▼

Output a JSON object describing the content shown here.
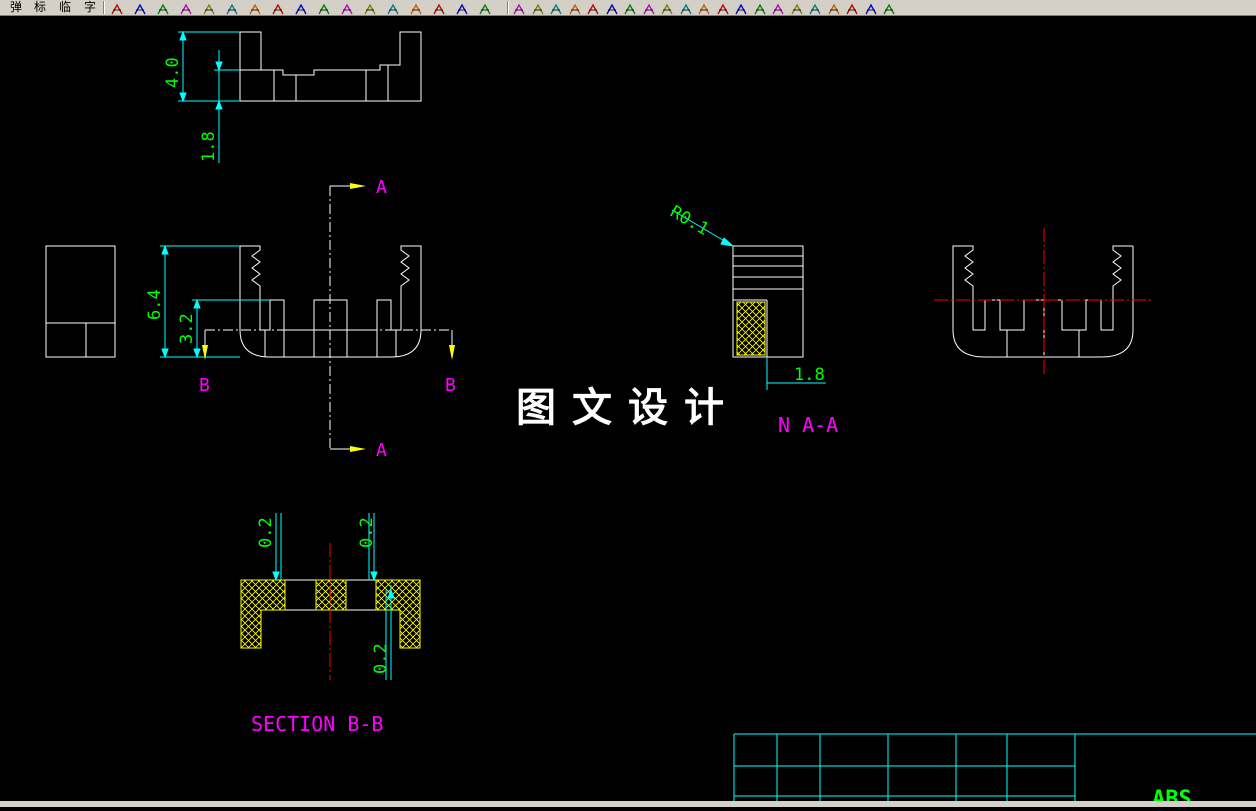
{
  "toolbar": {
    "menu_chars": [
      "弹",
      "标",
      "临",
      "字"
    ],
    "icons": [
      "hatch-icon",
      "weld-icon",
      "surface-icon",
      "center-line-icon",
      "balloon-icon",
      "list-icon",
      "screw-icon",
      "fastener-icon",
      "spring-icon",
      "bearing-icon",
      "section-icon",
      "roughness-icon",
      "datum-icon",
      "tolerance-icon",
      "arc-icon",
      "line-icon",
      "perp-icon",
      "angle-icon",
      "arrow-icon",
      "tag-icon",
      "curve-icon",
      "break-icon",
      "dimension-icon",
      "chamfer-icon",
      "radius-icon",
      "leader-icon",
      "length-icon",
      "hole-icon",
      "scale-icon",
      "spline-icon",
      "offset-icon",
      "point-icon",
      "corner-icon",
      "table-icon",
      "move-icon",
      "arrow-left-right-icon",
      "arrow-up-down-icon",
      "fit-icon"
    ]
  },
  "drawing": {
    "dim_top_height": "4.0",
    "dim_top_offset": "1.8",
    "dim_front_height": "6.4",
    "dim_front_inner": "3.2",
    "section_mark_a_top": "A",
    "section_mark_a_bottom": "A",
    "section_mark_b_left": "B",
    "section_mark_b_right": "B",
    "dim_radius": "R0.1",
    "dim_side_offset": "1.8",
    "view_label_a": "N A-A",
    "dim_bb_left": "0.2",
    "dim_bb_right": "0.2",
    "dim_bb_side": "0.2",
    "view_label_b": "SECTION B-B",
    "material": "ABS"
  },
  "watermark": "图文设计",
  "colors": {
    "background": "#000000",
    "geometry": "#ffffff",
    "dimension_line": "#00ffff",
    "dimension_text": "#00ff00",
    "label": "#ff00ff",
    "center_line": "#ff0000",
    "hatch": "#ffff00",
    "title_block": "#00ffff"
  }
}
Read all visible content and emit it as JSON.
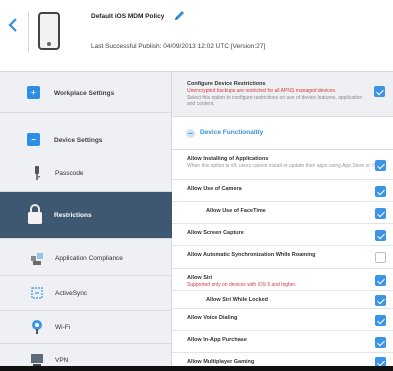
{
  "header": {
    "back_icon": "chevron-left-icon",
    "device_icon": "phone-icon",
    "policy_title": "Default iOS MDM Policy",
    "edit_icon": "pencil-icon",
    "last_publish": "Last Successful Publish: 04/09/2013 12:02 UTC  [Version:27]"
  },
  "sidebar": {
    "items": [
      {
        "label": "Workplace Settings",
        "icon": "plus-square-icon"
      },
      {
        "label": "Device Settings",
        "icon": "minus-square-icon"
      },
      {
        "label": "Passcode",
        "icon": "key-icon"
      },
      {
        "label": "Restrictions",
        "icon": "lock-icon",
        "active": true
      },
      {
        "label": "Application Compliance",
        "icon": "apps-icon"
      },
      {
        "label": "ActiveSync",
        "icon": "sync-icon"
      },
      {
        "label": "Wi-Fi",
        "icon": "wifi-icon"
      },
      {
        "label": "VPN",
        "icon": "vpn-icon"
      }
    ]
  },
  "main": {
    "configure": {
      "title": "Configure Device Restrictions",
      "warning": "Unencrypted backups are restricted for all APNS managed devices.",
      "description": "Select this option to configure restrictions on use of device features, application and content.",
      "checked": true
    },
    "section_title": "Device Functionality",
    "rows": [
      {
        "label": "Allow Installing of Applications",
        "sub": "When this option is off, users cannot install or update their apps using App Store or iTunes.",
        "checked": true
      },
      {
        "label": "Allow Use of Camera",
        "checked": true
      },
      {
        "label": "Allow Use of FaceTime",
        "checked": true
      },
      {
        "label": "Allow Screen Capture",
        "checked": true
      },
      {
        "label": "Allow Automatic Synchronization While Roaming",
        "checked": false
      },
      {
        "label": "Allow Siri",
        "sub": "Supported only on devices with iOS 5 and higher.",
        "checked": true
      },
      {
        "label": "Allow Siri While Locked",
        "checked": true
      },
      {
        "label": "Allow Voice Dialing",
        "checked": true
      },
      {
        "label": "Allow In-App Purchase",
        "checked": true
      },
      {
        "label": "Allow Multiplayer Gaming",
        "checked": true
      }
    ]
  },
  "colors": {
    "accent": "#3b94e6",
    "active_sidebar": "#3f5871",
    "warning": "#d8393c"
  }
}
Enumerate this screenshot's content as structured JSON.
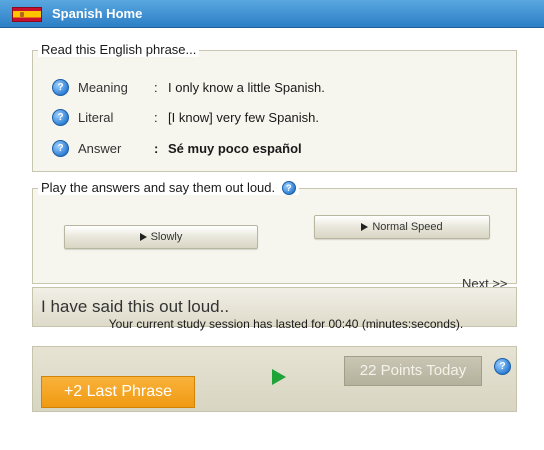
{
  "header": {
    "title": "Spanish Home",
    "flag_icon": "spain-flag-icon"
  },
  "phrase_box": {
    "legend": "Read this English phrase...",
    "rows": [
      {
        "label": "Meaning",
        "colon": ":",
        "value": "I only know a little Spanish."
      },
      {
        "label": "Literal",
        "colon": ":",
        "value": "[I know] very few Spanish."
      },
      {
        "label": "Answer",
        "colon": ":",
        "value": "Sé muy poco español"
      }
    ]
  },
  "play_box": {
    "legend": "Play the answers and say them out loud.",
    "slowly_label": "Slowly",
    "normal_label": "Normal Speed"
  },
  "next_label": "Next >>",
  "said_label": "I have said this out loud..",
  "session_text": "Your current study session has lasted for 00:40 (minutes:seconds).",
  "bottom": {
    "last_phrase_label": "+2 Last Phrase",
    "points_label": "22 Points Today"
  },
  "colors": {
    "header": "#2c7fc6",
    "accent_orange": "#f09a13",
    "play_green": "#1ea338"
  }
}
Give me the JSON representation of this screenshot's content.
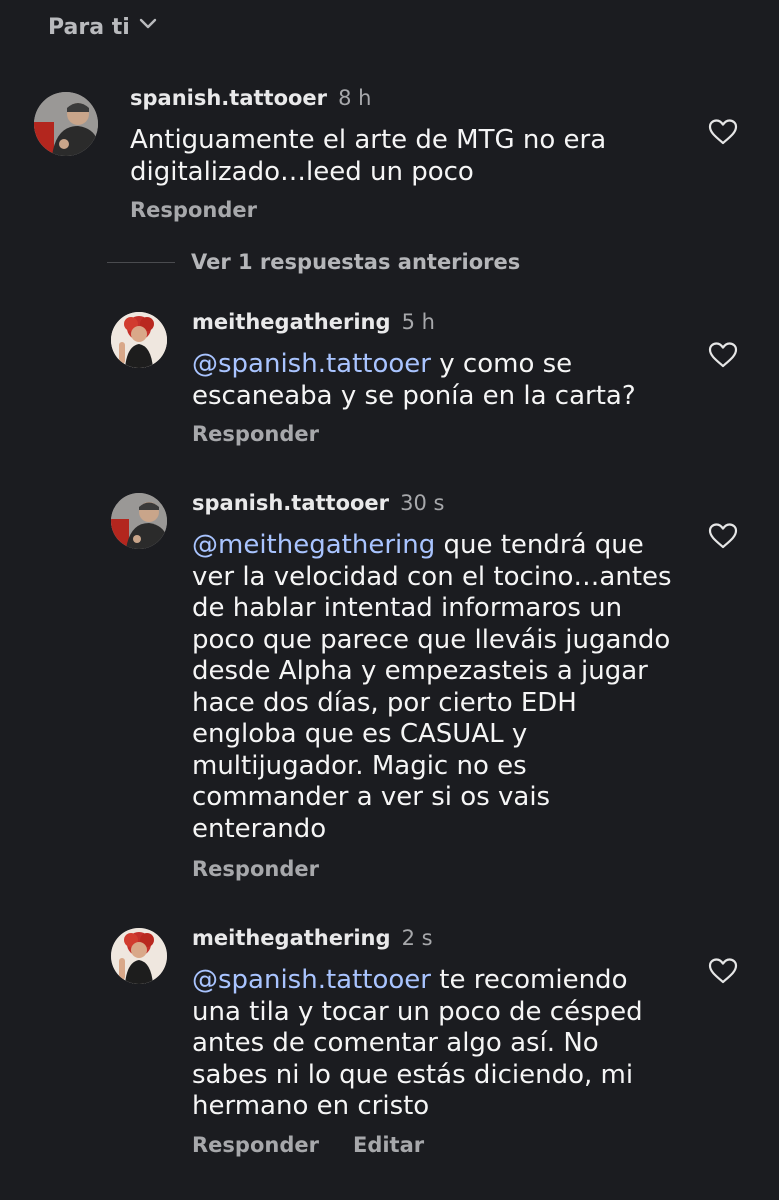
{
  "header": {
    "title": "Para ti",
    "chevron_icon": "chevron-down-icon"
  },
  "view_replies": "Ver 1 respuestas anteriores",
  "comments": [
    {
      "username": "spanish.tattooer",
      "time": "8 h",
      "mention": "",
      "text": "Antiguamente el arte de MTG no era digitalizado…leed un poco",
      "reply": "Responder",
      "edit": ""
    },
    {
      "username": "meithegathering",
      "time": "5 h",
      "mention": "@spanish.tattooer",
      "text": " y como se escaneaba y se ponía en la carta?",
      "reply": "Responder",
      "edit": ""
    },
    {
      "username": "spanish.tattooer",
      "time": "30 s",
      "mention": "@meithegathering",
      "text": " que tendrá que ver la velocidad con el tocino…antes de hablar intentad informaros un poco que parece que lleváis jugando desde Alpha y empezasteis a jugar hace dos días, por cierto EDH engloba que es CASUAL y multijugador. Magic no es commander a ver si os vais enterando",
      "reply": "Responder",
      "edit": ""
    },
    {
      "username": "meithegathering",
      "time": "2 s",
      "mention": "@spanish.tattooer",
      "text": " te recomiendo una tila y tocar un poco de césped antes de comentar algo así. No sabes ni lo que estás diciendo, mi hermano en cristo",
      "reply": "Responder",
      "edit": "Editar"
    }
  ]
}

▲

▶ [THE EXERCISE]: Write out every line above exactly as it is, leaving out the pictures.

▶ [SOLUTION TO THE PROBLEM]:
Output a JSON object describing the content shown here.
{
  "toolbar": {
    "menu_chars": [
      "弹",
      "标",
      "临",
      "字"
    ],
    "icons": [
      "hatch-icon",
      "weld-icon",
      "surface-icon",
      "center-line-icon",
      "balloon-icon",
      "list-icon",
      "screw-icon",
      "fastener-icon",
      "spring-icon",
      "bearing-icon",
      "section-icon",
      "roughness-icon",
      "datum-icon",
      "tolerance-icon",
      "arc-icon",
      "line-icon",
      "perp-icon",
      "angle-icon",
      "arrow-icon",
      "tag-icon",
      "curve-icon",
      "break-icon",
      "dimension-icon",
      "chamfer-icon",
      "radius-icon",
      "leader-icon",
      "length-icon",
      "hole-icon",
      "scale-icon",
      "spline-icon",
      "offset-icon",
      "point-icon",
      "corner-icon",
      "table-icon",
      "move-icon",
      "arrow-left-right-icon",
      "arrow-up-down-icon",
      "fit-icon"
    ]
  },
  "drawing": {
    "dim_top_height": "4.0",
    "dim_top_offset": "1.8",
    "dim_front_height": "6.4",
    "dim_front_inner": "3.2",
    "section_mark_a_top": "A",
    "section_mark_a_bottom": "A",
    "section_mark_b_left": "B",
    "section_mark_b_right": "B",
    "dim_radius": "R0.1",
    "dim_side_offset": "1.8",
    "view_label_a": "N A-A",
    "dim_bb_left": "0.2",
    "dim_bb_right": "0.2",
    "dim_bb_side": "0.2",
    "view_label_b": "SECTION B-B",
    "material": "ABS"
  },
  "watermark": "图文设计",
  "colors": {
    "background": "#000000",
    "geometry": "#ffffff",
    "dimension_line": "#00ffff",
    "dimension_text": "#00ff00",
    "label": "#ff00ff",
    "center_line": "#ff0000",
    "hatch": "#ffff00",
    "title_block": "#00ffff"
  }
}
Read all visible content and emit it as JSON.
{
  "header": {
    "back_icon": "chevron-left-icon",
    "device_icon": "phone-icon",
    "policy_title": "Default iOS MDM Policy",
    "edit_icon": "pencil-icon",
    "last_publish": "Last Successful Publish: 04/09/2013 12:02 UTC  [Version:27]"
  },
  "sidebar": {
    "items": [
      {
        "label": "Workplace Settings",
        "icon": "plus-square-icon"
      },
      {
        "label": "Device Settings",
        "icon": "minus-square-icon"
      },
      {
        "label": "Passcode",
        "icon": "key-icon"
      },
      {
        "label": "Restrictions",
        "icon": "lock-icon",
        "active": true
      },
      {
        "label": "Application Compliance",
        "icon": "apps-icon"
      },
      {
        "label": "ActiveSync",
        "icon": "sync-icon"
      },
      {
        "label": "Wi-Fi",
        "icon": "wifi-icon"
      },
      {
        "label": "VPN",
        "icon": "vpn-icon"
      }
    ]
  },
  "main": {
    "configure": {
      "title": "Configure Device Restrictions",
      "warning": "Unencrypted backups are restricted for all APNS managed devices.",
      "description": "Select this option to configure restrictions on use of device features, application and content.",
      "checked": true
    },
    "section_title": "Device Functionality",
    "rows": [
      {
        "label": "Allow Installing of Applications",
        "sub": "When this option is off, users cannot install or update their apps using App Store or iTunes.",
        "checked": true
      },
      {
        "label": "Allow Use of Camera",
        "checked": true
      },
      {
        "label": "Allow Use of FaceTime",
        "checked": true
      },
      {
        "label": "Allow Screen Capture",
        "checked": true
      },
      {
        "label": "Allow Automatic Synchronization While Roaming",
        "checked": false
      },
      {
        "label": "Allow Siri",
        "sub": "Supported only on devices with iOS 5 and higher.",
        "checked": true
      },
      {
        "label": "Allow Siri While Locked",
        "checked": true
      },
      {
        "label": "Allow Voice Dialing",
        "checked": true
      },
      {
        "label": "Allow In-App Purchase",
        "checked": true
      },
      {
        "label": "Allow Multiplayer Gaming",
        "checked": true
      }
    ]
  },
  "colors": {
    "accent": "#3b94e6",
    "active_sidebar": "#3f5871",
    "warning": "#d8393c"
  }
}
Enumerate this screenshot's content as structured JSON.
{
  "header": {
    "title": "Spanish Home",
    "flag_icon": "spain-flag-icon"
  },
  "phrase_box": {
    "legend": "Read this English phrase...",
    "rows": [
      {
        "label": "Meaning",
        "colon": ":",
        "value": "I only know a little Spanish."
      },
      {
        "label": "Literal",
        "colon": ":",
        "value": "[I know] very few Spanish."
      },
      {
        "label": "Answer",
        "colon": ":",
        "value": "Sé muy poco español"
      }
    ]
  },
  "play_box": {
    "legend": "Play the answers and say them out loud.",
    "slowly_label": "Slowly",
    "normal_label": "Normal Speed"
  },
  "next_label": "Next >>",
  "said_label": "I have said this out loud..",
  "session_text": "Your current study session has lasted for 00:40 (minutes:seconds).",
  "bottom": {
    "last_phrase_label": "+2 Last Phrase",
    "points_label": "22 Points Today"
  },
  "colors": {
    "header": "#2c7fc6",
    "accent_orange": "#f09a13",
    "play_green": "#1ea338"
  }
}
Give me the JSON representation of this screenshot's content.
{
  "header": {
    "title": "Para ti",
    "chevron_icon": "chevron-down-icon"
  },
  "view_replies": "Ver 1 respuestas anteriores",
  "comments": [
    {
      "username": "spanish.tattooer",
      "time": "8 h",
      "mention": "",
      "text": "Antiguamente el arte de MTG no era digitalizado…leed un poco",
      "reply": "Responder",
      "edit": ""
    },
    {
      "username": "meithegathering",
      "time": "5 h",
      "mention": "@spanish.tattooer",
      "text": " y como se escaneaba y se ponía en la carta?",
      "reply": "Responder",
      "edit": ""
    },
    {
      "username": "spanish.tattooer",
      "time": "30 s",
      "mention": "@meithegathering",
      "text": " que tendrá que ver la velocidad con el tocino…antes de hablar intentad informaros un poco que parece que lleváis jugando desde Alpha y empezasteis a jugar hace dos días, por cierto EDH engloba que es CASUAL y multijugador. Magic no es commander a ver si os vais enterando",
      "reply": "Responder",
      "edit": ""
    },
    {
      "username": "meithegathering",
      "time": "2 s",
      "mention": "@spanish.tattooer",
      "text": " te recomiendo una tila y tocar un poco de césped antes de comentar algo así. No sabes ni lo que estás diciendo, mi hermano en cristo",
      "reply": "Responder",
      "edit": "Editar"
    }
  ]
}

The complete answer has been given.